Copy all of the material word for word, except for the pictures.

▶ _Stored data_
'''
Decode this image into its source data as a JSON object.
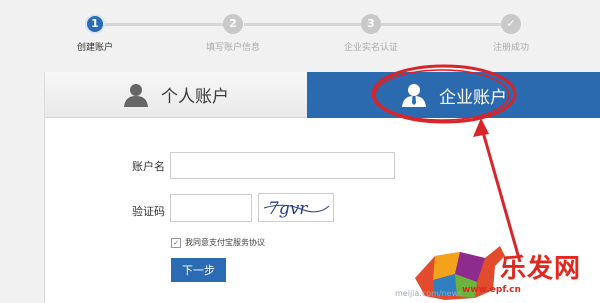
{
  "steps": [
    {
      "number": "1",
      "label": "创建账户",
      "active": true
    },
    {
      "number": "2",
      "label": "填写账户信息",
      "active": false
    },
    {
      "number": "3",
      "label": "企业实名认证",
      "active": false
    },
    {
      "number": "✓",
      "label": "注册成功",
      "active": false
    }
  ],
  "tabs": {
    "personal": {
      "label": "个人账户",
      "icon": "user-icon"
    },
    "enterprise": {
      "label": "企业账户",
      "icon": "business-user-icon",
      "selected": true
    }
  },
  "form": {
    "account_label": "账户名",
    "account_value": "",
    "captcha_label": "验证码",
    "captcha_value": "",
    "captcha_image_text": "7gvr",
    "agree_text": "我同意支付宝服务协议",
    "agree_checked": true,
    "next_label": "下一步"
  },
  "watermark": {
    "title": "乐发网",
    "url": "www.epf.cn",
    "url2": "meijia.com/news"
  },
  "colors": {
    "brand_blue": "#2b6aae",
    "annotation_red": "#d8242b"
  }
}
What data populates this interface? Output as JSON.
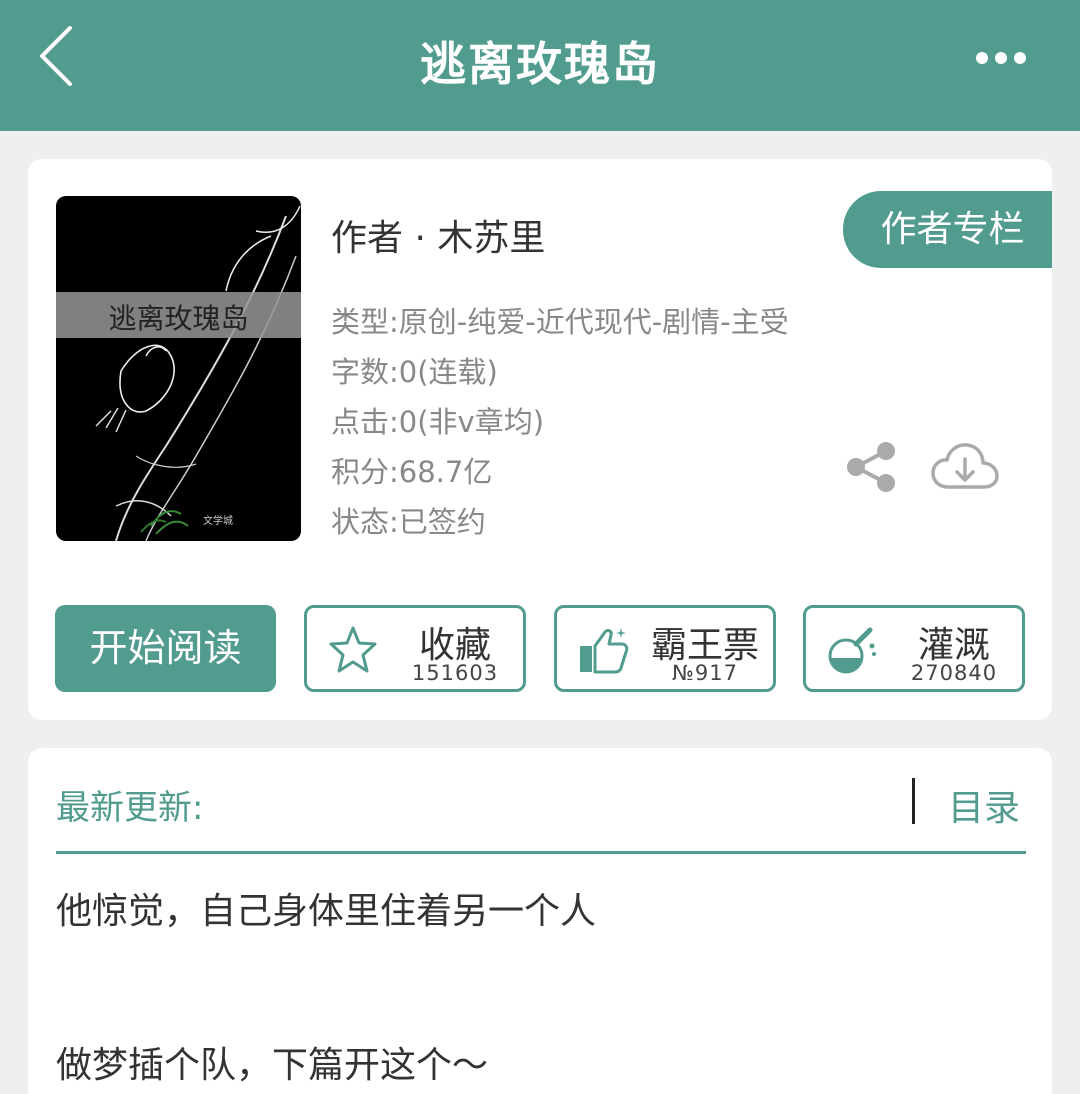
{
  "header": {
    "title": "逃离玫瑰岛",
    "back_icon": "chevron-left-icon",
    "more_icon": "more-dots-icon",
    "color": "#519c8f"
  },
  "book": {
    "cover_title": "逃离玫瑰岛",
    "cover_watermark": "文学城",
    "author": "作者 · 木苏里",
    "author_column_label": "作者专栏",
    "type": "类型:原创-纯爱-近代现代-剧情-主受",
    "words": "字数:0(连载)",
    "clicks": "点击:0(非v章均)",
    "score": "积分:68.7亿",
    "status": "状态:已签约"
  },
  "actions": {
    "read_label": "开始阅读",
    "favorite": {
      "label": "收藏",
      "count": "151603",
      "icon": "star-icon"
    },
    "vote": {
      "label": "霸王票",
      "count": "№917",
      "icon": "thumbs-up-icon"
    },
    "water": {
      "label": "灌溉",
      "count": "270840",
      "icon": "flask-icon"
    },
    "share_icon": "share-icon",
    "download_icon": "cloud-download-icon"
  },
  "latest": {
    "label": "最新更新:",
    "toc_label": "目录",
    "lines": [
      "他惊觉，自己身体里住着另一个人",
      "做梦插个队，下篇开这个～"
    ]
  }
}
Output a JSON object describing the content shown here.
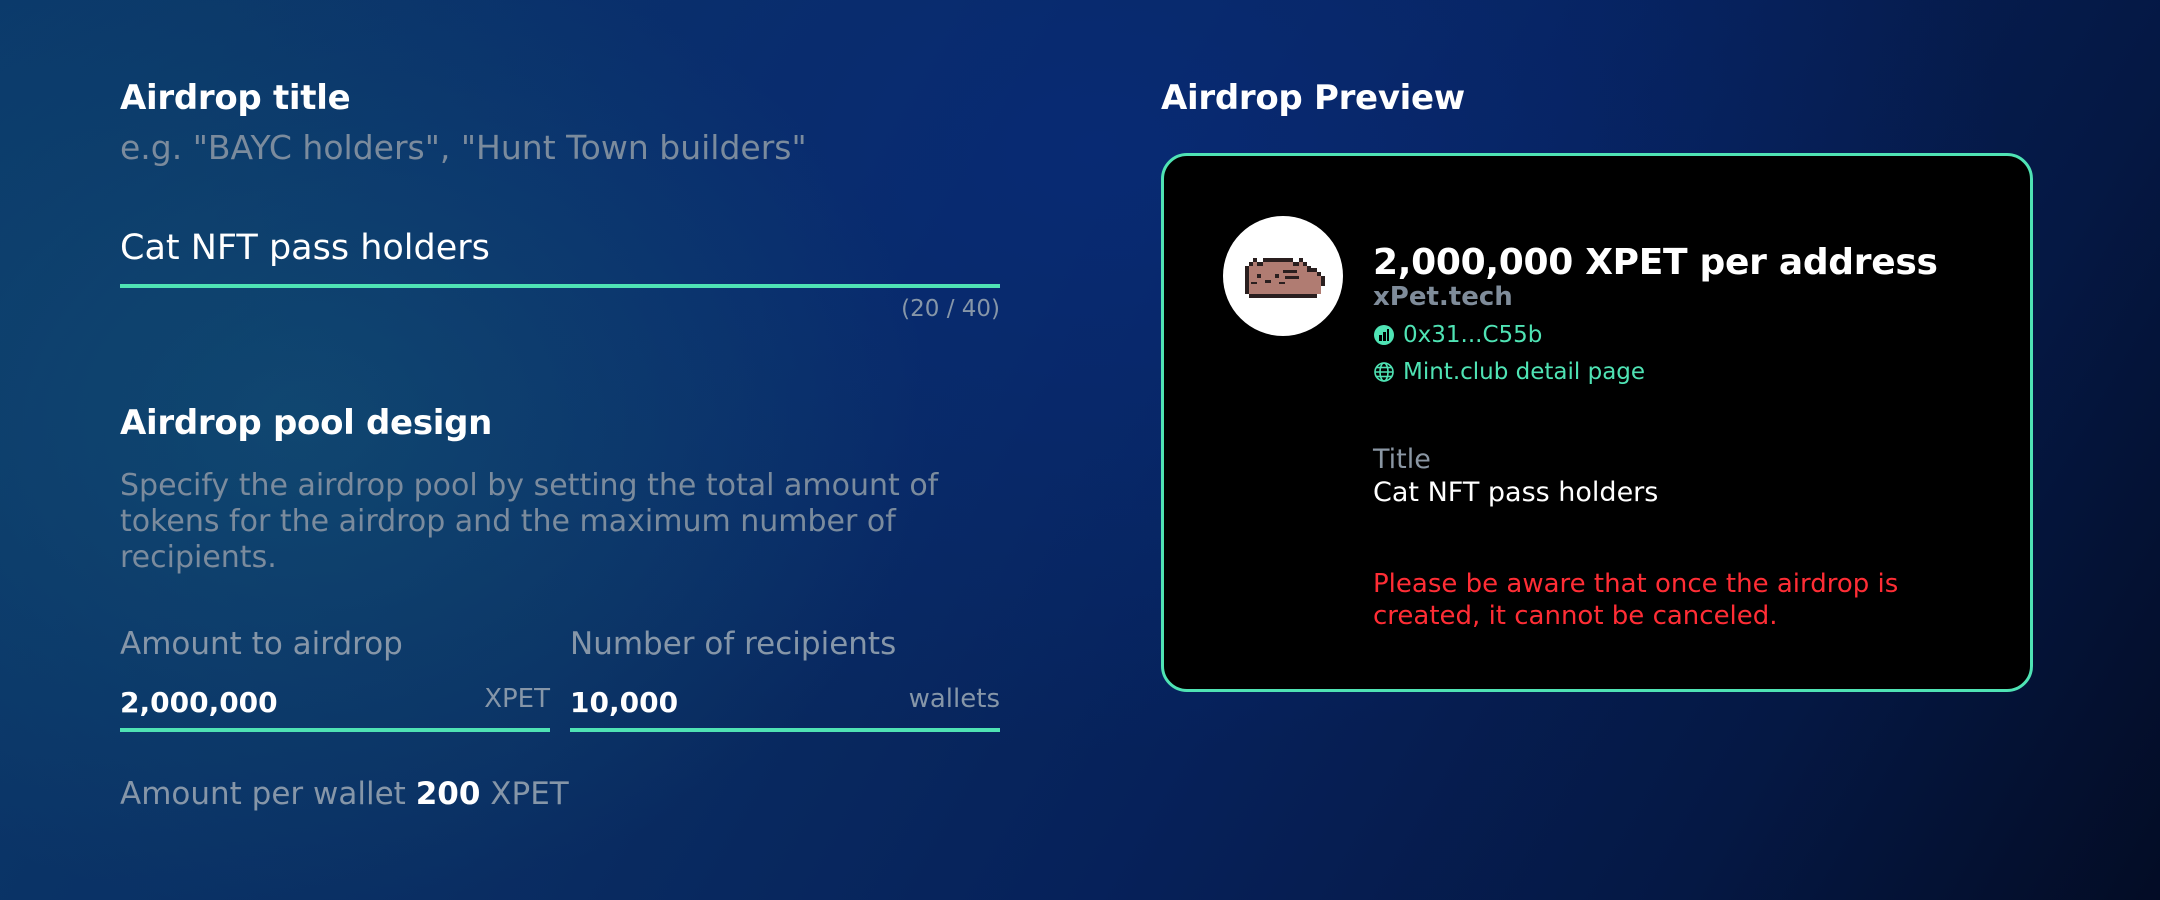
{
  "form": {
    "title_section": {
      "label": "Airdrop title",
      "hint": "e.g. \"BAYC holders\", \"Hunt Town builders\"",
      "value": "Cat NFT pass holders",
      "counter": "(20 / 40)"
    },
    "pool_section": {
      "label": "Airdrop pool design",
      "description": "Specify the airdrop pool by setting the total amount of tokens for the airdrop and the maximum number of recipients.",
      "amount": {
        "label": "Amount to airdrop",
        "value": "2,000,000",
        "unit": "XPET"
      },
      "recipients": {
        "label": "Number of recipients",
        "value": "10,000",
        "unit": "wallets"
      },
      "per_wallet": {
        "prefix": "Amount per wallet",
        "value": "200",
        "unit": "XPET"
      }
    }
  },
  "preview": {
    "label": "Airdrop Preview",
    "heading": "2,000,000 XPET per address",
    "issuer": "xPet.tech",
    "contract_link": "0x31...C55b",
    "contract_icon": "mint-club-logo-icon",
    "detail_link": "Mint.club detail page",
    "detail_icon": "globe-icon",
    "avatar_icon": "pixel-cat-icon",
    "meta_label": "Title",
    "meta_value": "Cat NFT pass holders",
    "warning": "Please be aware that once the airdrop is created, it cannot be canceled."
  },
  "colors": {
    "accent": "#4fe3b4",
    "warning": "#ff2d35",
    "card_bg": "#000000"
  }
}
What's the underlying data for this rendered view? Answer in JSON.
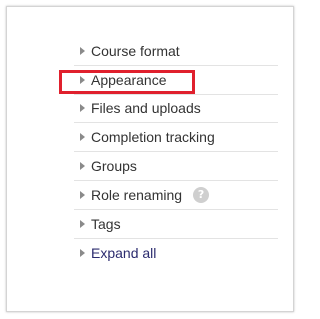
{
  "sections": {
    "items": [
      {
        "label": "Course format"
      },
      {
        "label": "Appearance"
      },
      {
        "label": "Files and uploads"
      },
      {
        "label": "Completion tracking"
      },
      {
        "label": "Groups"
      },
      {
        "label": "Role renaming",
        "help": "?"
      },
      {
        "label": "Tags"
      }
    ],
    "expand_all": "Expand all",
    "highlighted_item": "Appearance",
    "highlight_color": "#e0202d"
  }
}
'''
▶ _PROBLEM SOLUTION_
Decode this image into its source data as a JSON object.
{
  "steps": [
    {
      "number": "1",
      "label": "创建账户",
      "active": true
    },
    {
      "number": "2",
      "label": "填写账户信息",
      "active": false
    },
    {
      "number": "3",
      "label": "企业实名认证",
      "active": false
    },
    {
      "number": "✓",
      "label": "注册成功",
      "active": false
    }
  ],
  "tabs": {
    "personal": {
      "label": "个人账户",
      "icon": "user-icon"
    },
    "enterprise": {
      "label": "企业账户",
      "icon": "business-user-icon",
      "selected": true
    }
  },
  "form": {
    "account_label": "账户名",
    "account_value": "",
    "captcha_label": "验证码",
    "captcha_value": "",
    "captcha_image_text": "7gvr",
    "agree_text": "我同意支付宝服务协议",
    "agree_checked": true,
    "next_label": "下一步"
  },
  "watermark": {
    "title": "乐发网",
    "url": "www.epf.cn",
    "url2": "meijia.com/news"
  },
  "colors": {
    "brand_blue": "#2b6aae",
    "annotation_red": "#d8242b"
  }
}
What data populates this interface? Output as JSON.
{
  "header": {
    "title": "逃离玫瑰岛",
    "back_icon": "chevron-left-icon",
    "more_icon": "more-dots-icon",
    "color": "#519c8f"
  },
  "book": {
    "cover_title": "逃离玫瑰岛",
    "cover_watermark": "文学城",
    "author": "作者 · 木苏里",
    "author_column_label": "作者专栏",
    "type": "类型:原创-纯爱-近代现代-剧情-主受",
    "words": "字数:0(连载)",
    "clicks": "点击:0(非v章均)",
    "score": "积分:68.7亿",
    "status": "状态:已签约"
  },
  "actions": {
    "read_label": "开始阅读",
    "favorite": {
      "label": "收藏",
      "count": "151603",
      "icon": "star-icon"
    },
    "vote": {
      "label": "霸王票",
      "count": "№917",
      "icon": "thumbs-up-icon"
    },
    "water": {
      "label": "灌溉",
      "count": "270840",
      "icon": "flask-icon"
    },
    "share_icon": "share-icon",
    "download_icon": "cloud-download-icon"
  },
  "latest": {
    "label": "最新更新:",
    "toc_label": "目录",
    "lines": [
      "他惊觉，自己身体里住着另一个人",
      "做梦插个队，下篇开这个～"
    ]
  }
}
Output a JSON object describing the content shown here.
{
  "form": {
    "title_section": {
      "label": "Airdrop title",
      "hint": "e.g. \"BAYC holders\", \"Hunt Town builders\"",
      "value": "Cat NFT pass holders",
      "counter": "(20 / 40)"
    },
    "pool_section": {
      "label": "Airdrop pool design",
      "description": "Specify the airdrop pool by setting the total amount of tokens for the airdrop and the maximum number of recipients.",
      "amount": {
        "label": "Amount to airdrop",
        "value": "2,000,000",
        "unit": "XPET"
      },
      "recipients": {
        "label": "Number of recipients",
        "value": "10,000",
        "unit": "wallets"
      },
      "per_wallet": {
        "prefix": "Amount per wallet",
        "value": "200",
        "unit": "XPET"
      }
    }
  },
  "preview": {
    "label": "Airdrop Preview",
    "heading": "2,000,000 XPET per address",
    "issuer": "xPet.tech",
    "contract_link": "0x31...C55b",
    "contract_icon": "mint-club-logo-icon",
    "detail_link": "Mint.club detail page",
    "detail_icon": "globe-icon",
    "avatar_icon": "pixel-cat-icon",
    "meta_label": "Title",
    "meta_value": "Cat NFT pass holders",
    "warning": "Please be aware that once the airdrop is created, it cannot be canceled."
  },
  "colors": {
    "accent": "#4fe3b4",
    "warning": "#ff2d35",
    "card_bg": "#000000"
  }
}
What's the underlying data for this rendered view? Answer in JSON.
{
  "sections": {
    "items": [
      {
        "label": "Course format"
      },
      {
        "label": "Appearance"
      },
      {
        "label": "Files and uploads"
      },
      {
        "label": "Completion tracking"
      },
      {
        "label": "Groups"
      },
      {
        "label": "Role renaming",
        "help": "?"
      },
      {
        "label": "Tags"
      }
    ],
    "expand_all": "Expand all",
    "highlighted_item": "Appearance",
    "highlight_color": "#e0202d"
  }
}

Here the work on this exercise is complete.